### Instructions to follow
Repeat each line word for word.

A run of records
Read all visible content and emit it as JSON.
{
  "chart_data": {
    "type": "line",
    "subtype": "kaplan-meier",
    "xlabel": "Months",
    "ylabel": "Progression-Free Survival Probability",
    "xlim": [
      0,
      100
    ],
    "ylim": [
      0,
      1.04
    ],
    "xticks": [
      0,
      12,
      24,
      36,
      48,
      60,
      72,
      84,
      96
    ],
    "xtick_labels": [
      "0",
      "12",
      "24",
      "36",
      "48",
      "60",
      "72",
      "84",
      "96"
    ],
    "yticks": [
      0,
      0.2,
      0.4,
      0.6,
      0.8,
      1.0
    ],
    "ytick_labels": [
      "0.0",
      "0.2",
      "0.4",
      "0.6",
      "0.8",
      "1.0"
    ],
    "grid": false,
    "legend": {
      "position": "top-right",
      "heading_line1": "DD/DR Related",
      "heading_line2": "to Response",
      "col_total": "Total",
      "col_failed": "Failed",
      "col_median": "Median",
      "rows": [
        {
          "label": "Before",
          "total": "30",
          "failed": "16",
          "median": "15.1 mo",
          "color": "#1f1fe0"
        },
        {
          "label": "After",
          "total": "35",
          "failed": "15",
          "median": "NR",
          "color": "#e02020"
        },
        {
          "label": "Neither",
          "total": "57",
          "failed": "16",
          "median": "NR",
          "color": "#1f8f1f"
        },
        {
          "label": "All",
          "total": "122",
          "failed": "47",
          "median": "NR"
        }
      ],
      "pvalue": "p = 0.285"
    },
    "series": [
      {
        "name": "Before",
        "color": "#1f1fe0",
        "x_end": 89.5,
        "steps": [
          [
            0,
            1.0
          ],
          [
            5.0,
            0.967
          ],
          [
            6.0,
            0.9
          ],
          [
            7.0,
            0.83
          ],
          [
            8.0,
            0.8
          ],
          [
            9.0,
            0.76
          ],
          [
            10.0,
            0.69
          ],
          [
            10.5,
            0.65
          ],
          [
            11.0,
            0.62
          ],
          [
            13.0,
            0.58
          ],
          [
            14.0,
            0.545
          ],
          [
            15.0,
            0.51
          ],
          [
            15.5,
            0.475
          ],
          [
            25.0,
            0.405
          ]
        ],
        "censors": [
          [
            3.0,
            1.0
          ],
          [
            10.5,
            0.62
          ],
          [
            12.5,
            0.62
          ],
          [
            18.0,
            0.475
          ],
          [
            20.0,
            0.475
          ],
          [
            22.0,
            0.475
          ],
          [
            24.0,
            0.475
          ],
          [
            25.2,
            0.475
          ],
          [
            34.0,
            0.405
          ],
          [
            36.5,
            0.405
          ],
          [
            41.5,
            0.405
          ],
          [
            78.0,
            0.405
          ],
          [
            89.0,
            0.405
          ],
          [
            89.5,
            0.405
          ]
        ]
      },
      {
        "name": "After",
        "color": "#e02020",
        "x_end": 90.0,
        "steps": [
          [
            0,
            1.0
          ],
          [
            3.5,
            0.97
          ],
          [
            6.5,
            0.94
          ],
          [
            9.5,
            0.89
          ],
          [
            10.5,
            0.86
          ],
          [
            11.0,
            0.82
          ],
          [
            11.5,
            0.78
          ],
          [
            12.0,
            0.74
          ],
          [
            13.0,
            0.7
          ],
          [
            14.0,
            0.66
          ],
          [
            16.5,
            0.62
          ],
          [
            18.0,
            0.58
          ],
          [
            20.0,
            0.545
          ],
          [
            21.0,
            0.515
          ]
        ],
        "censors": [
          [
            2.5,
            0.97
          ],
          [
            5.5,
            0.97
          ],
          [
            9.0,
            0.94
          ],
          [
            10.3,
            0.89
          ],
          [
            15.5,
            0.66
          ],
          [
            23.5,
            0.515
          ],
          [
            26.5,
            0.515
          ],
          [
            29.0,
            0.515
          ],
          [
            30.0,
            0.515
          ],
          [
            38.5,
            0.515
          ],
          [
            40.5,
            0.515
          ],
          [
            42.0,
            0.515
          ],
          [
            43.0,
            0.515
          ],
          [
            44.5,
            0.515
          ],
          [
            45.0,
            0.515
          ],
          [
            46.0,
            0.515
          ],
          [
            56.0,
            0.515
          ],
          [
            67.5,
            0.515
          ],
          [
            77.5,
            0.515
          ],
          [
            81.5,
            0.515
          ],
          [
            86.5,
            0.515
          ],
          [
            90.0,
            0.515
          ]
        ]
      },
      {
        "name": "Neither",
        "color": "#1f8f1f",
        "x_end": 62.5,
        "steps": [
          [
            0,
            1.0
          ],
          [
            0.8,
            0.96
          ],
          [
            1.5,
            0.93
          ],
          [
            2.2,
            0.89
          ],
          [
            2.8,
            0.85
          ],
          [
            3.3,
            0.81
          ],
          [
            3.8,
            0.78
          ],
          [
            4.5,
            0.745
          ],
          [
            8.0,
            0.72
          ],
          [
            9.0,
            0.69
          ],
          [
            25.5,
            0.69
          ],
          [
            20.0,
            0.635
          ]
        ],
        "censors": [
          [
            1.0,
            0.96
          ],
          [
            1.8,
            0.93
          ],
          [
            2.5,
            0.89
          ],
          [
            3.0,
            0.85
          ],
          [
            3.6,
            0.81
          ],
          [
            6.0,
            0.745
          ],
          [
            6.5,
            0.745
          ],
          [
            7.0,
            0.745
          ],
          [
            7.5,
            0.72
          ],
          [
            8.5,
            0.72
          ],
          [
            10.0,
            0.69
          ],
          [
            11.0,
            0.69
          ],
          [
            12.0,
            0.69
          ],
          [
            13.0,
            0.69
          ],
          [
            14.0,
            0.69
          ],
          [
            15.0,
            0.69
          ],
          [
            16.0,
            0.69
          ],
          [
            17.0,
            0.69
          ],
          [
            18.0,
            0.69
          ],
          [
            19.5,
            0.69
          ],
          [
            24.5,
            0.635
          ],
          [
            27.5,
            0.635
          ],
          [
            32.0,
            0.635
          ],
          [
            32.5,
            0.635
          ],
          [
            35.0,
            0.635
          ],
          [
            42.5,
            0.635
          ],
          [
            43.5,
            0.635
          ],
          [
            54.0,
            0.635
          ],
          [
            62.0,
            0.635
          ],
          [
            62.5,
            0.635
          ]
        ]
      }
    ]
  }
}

### Result
Read all visible content and emit it as JSON.
{
  "chart_data": {
    "type": "line",
    "subtype": "kaplan-meier",
    "xlabel": "Months",
    "ylabel": "Progression-Free Survival Probability",
    "xlim": [
      0,
      100
    ],
    "ylim": [
      0,
      1.04
    ],
    "xticks": [
      0,
      12,
      24,
      36,
      48,
      60,
      72,
      84,
      96
    ],
    "xtick_labels": [
      "0",
      "12",
      "24",
      "36",
      "48",
      "60",
      "72",
      "84",
      "96"
    ],
    "yticks": [
      0,
      0.2,
      0.4,
      0.6,
      0.8,
      1.0
    ],
    "ytick_labels": [
      "0.0",
      "0.2",
      "0.4",
      "0.6",
      "0.8",
      "1.0"
    ],
    "grid": false,
    "legend": {
      "position": "top-right",
      "heading_line1": "DD/DR Related",
      "heading_line2": "to Response",
      "col_total": "Total",
      "col_failed": "Failed",
      "col_median": "Median",
      "rows": [
        {
          "label": "Before",
          "total": "30",
          "failed": "16",
          "median": "15.1 mo",
          "color": "#1f1fe0"
        },
        {
          "label": "After",
          "total": "35",
          "failed": "15",
          "median": "NR",
          "color": "#e02020"
        },
        {
          "label": "Neither",
          "total": "57",
          "failed": "16",
          "median": "NR",
          "color": "#1f8f1f"
        },
        {
          "label": "All",
          "total": "122",
          "failed": "47",
          "median": "NR"
        }
      ],
      "pvalue": "p = 0.285"
    },
    "series": [
      {
        "name": "Before",
        "color": "#1f1fe0",
        "x_end": 89.5,
        "steps": [
          [
            0,
            1.0
          ],
          [
            5.0,
            0.967
          ],
          [
            6.0,
            0.9
          ],
          [
            7.0,
            0.83
          ],
          [
            8.0,
            0.8
          ],
          [
            9.0,
            0.76
          ],
          [
            10.0,
            0.69
          ],
          [
            10.5,
            0.65
          ],
          [
            11.0,
            0.62
          ],
          [
            13.0,
            0.58
          ],
          [
            14.0,
            0.545
          ],
          [
            15.0,
            0.51
          ],
          [
            15.5,
            0.475
          ],
          [
            25.0,
            0.405
          ]
        ],
        "censors": [
          [
            3.0,
            1.0
          ],
          [
            10.5,
            0.62
          ],
          [
            12.5,
            0.62
          ],
          [
            18.0,
            0.475
          ],
          [
            20.0,
            0.475
          ],
          [
            22.0,
            0.475
          ],
          [
            24.0,
            0.475
          ],
          [
            25.2,
            0.475
          ],
          [
            34.0,
            0.405
          ],
          [
            36.5,
            0.405
          ],
          [
            41.5,
            0.405
          ],
          [
            78.0,
            0.405
          ],
          [
            89.0,
            0.405
          ],
          [
            89.5,
            0.405
          ]
        ]
      },
      {
        "name": "After",
        "color": "#e02020",
        "x_end": 90.0,
        "steps": [
          [
            0,
            1.0
          ],
          [
            3.5,
            0.97
          ],
          [
            6.5,
            0.94
          ],
          [
            9.5,
            0.89
          ],
          [
            10.5,
            0.86
          ],
          [
            11.0,
            0.82
          ],
          [
            11.5,
            0.78
          ],
          [
            12.0,
            0.74
          ],
          [
            13.0,
            0.7
          ],
          [
            14.0,
            0.66
          ],
          [
            16.5,
            0.62
          ],
          [
            18.0,
            0.58
          ],
          [
            20.0,
            0.545
          ],
          [
            21.0,
            0.515
          ]
        ],
        "censors": [
          [
            2.5,
            0.97
          ],
          [
            5.5,
            0.97
          ],
          [
            9.0,
            0.94
          ],
          [
            10.3,
            0.89
          ],
          [
            15.5,
            0.66
          ],
          [
            23.5,
            0.515
          ],
          [
            26.5,
            0.515
          ],
          [
            29.0,
            0.515
          ],
          [
            30.0,
            0.515
          ],
          [
            38.5,
            0.515
          ],
          [
            40.5,
            0.515
          ],
          [
            42.0,
            0.515
          ],
          [
            43.0,
            0.515
          ],
          [
            44.5,
            0.515
          ],
          [
            45.0,
            0.515
          ],
          [
            46.0,
            0.515
          ],
          [
            56.0,
            0.515
          ],
          [
            67.5,
            0.515
          ],
          [
            77.5,
            0.515
          ],
          [
            81.5,
            0.515
          ],
          [
            86.5,
            0.515
          ],
          [
            90.0,
            0.515
          ]
        ]
      },
      {
        "name": "Neither",
        "color": "#1f8f1f",
        "x_end": 62.5,
        "steps": [
          [
            0,
            1.0
          ],
          [
            0.8,
            0.96
          ],
          [
            1.5,
            0.93
          ],
          [
            2.2,
            0.89
          ],
          [
            2.8,
            0.85
          ],
          [
            3.3,
            0.81
          ],
          [
            3.8,
            0.78
          ],
          [
            4.5,
            0.745
          ],
          [
            8.0,
            0.72
          ],
          [
            9.0,
            0.69
          ],
          [
            25.5,
            0.69
          ],
          [
            20.0,
            0.635
          ]
        ],
        "censors": [
          [
            1.0,
            0.96
          ],
          [
            1.8,
            0.93
          ],
          [
            2.5,
            0.89
          ],
          [
            3.0,
            0.85
          ],
          [
            3.6,
            0.81
          ],
          [
            6.0,
            0.745
          ],
          [
            6.5,
            0.745
          ],
          [
            7.0,
            0.745
          ],
          [
            7.5,
            0.72
          ],
          [
            8.5,
            0.72
          ],
          [
            10.0,
            0.69
          ],
          [
            11.0,
            0.69
          ],
          [
            12.0,
            0.69
          ],
          [
            13.0,
            0.69
          ],
          [
            14.0,
            0.69
          ],
          [
            15.0,
            0.69
          ],
          [
            16.0,
            0.69
          ],
          [
            17.0,
            0.69
          ],
          [
            18.0,
            0.69
          ],
          [
            19.5,
            0.69
          ],
          [
            24.5,
            0.635
          ],
          [
            27.5,
            0.635
          ],
          [
            32.0,
            0.635
          ],
          [
            32.5,
            0.635
          ],
          [
            35.0,
            0.635
          ],
          [
            42.5,
            0.635
          ],
          [
            43.5,
            0.635
          ],
          [
            54.0,
            0.635
          ],
          [
            62.0,
            0.635
          ],
          [
            62.5,
            0.635
          ]
        ]
      }
    ]
  }
}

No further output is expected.